┌─ Data listing

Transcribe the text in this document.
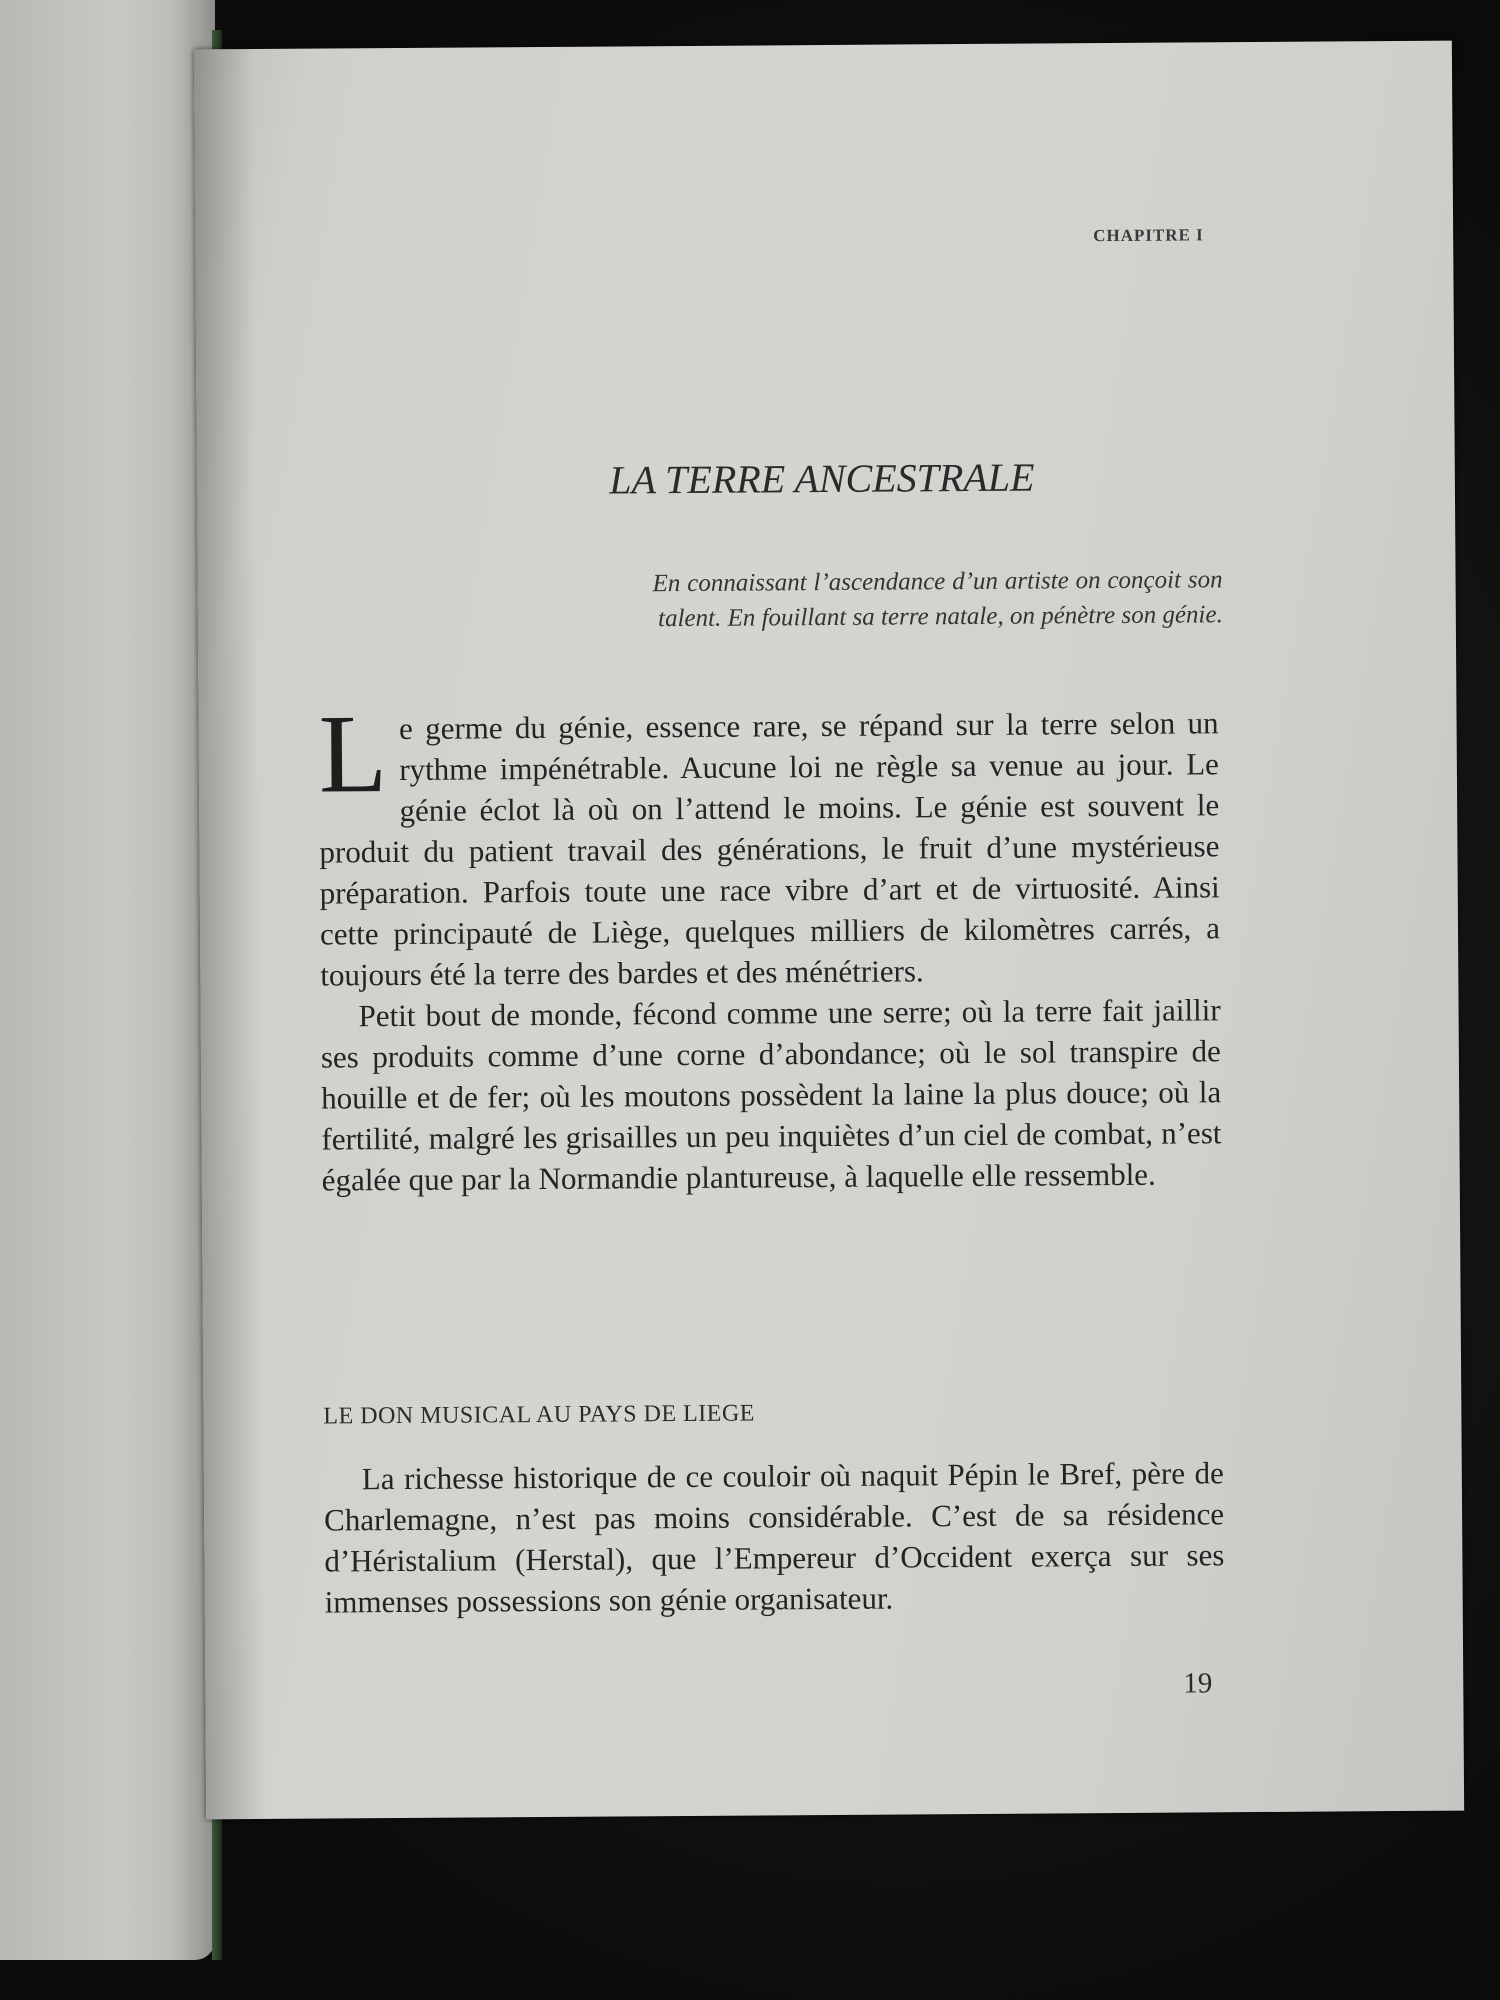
CHAPITRE I
LA TERRE ANCESTRALE
En connaissant l’ascendance d’un artiste on conçoit son talent. En fouillant sa terre natale, on pénètre son génie.

Le germe du génie, essence rare, se répand sur la terre selon un rythme impénétrable. Aucune loi ne règle sa venue au jour. Le génie éclot là où on l’attend le moins. Le génie est souvent le produit du patient travail des générations, le fruit d’une mystérieuse préparation. Parfois toute une race vibre d’art et de virtuosité. Ainsi cette principauté de Liège, quelques milliers de kilomètres carrés, a toujours été la terre des bardes et des ménétriers.

Petit bout de monde, fécond comme une serre; où la terre fait jaillir ses produits comme d’une corne d’abondance; où le sol transpire de houille et de fer; où les moutons possèdent la laine la plus douce; où la fertilité, malgré les grisailles un peu inquiètes d’un ciel de combat, n’est égalée que par la Normandie plantureuse, à laquelle elle ressemble.

LE DON MUSICAL AU PAYS DE LIEGE

La richesse historique de ce couloir où naquit Pépin le Bref, père de Charlemagne, n’est pas moins considérable. C’est de sa résidence d’Héristalium (Herstal), que l’Empereur d’Occident exerça sur ses immenses possessions son génie organisateur.

19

└─

Exercise description: Give back the whole listing as it stands, minus its pictures.

Solution:
Transcribe the text in this document.
CHAPITRE I
LA TERRE ANCESTRALE
En connaissant l’ascendance d’un artiste on conçoit son talent. En fouillant sa terre natale, on pénètre son génie.

Le germe du génie, essence rare, se répand sur la terre selon un rythme impénétrable. Aucune loi ne règle sa venue au jour. Le génie éclot là où on l’attend le moins. Le génie est souvent le produit du patient travail des générations, le fruit d’une mystérieuse préparation. Parfois toute une race vibre d’art et de virtuosité. Ainsi cette principauté de Liège, quelques milliers de kilomètres carrés, a toujours été la terre des bardes et des ménétriers.

Petit bout de monde, fécond comme une serre; où la terre fait jaillir ses produits comme d’une corne d’abondance; où le sol transpire de houille et de fer; où les moutons possèdent la laine la plus douce; où la fertilité, malgré les grisailles un peu inquiètes d’un ciel de combat, n’est égalée que par la Normandie plantureuse, à laquelle elle ressemble.

LE DON MUSICAL AU PAYS DE LIEGE

La richesse historique de ce couloir où naquit Pépin le Bref, père de Charlemagne, n’est pas moins considérable. C’est de sa résidence d’Héristalium (Herstal), que l’Empereur d’Occident exerça sur ses immenses possessions son génie organisateur.

19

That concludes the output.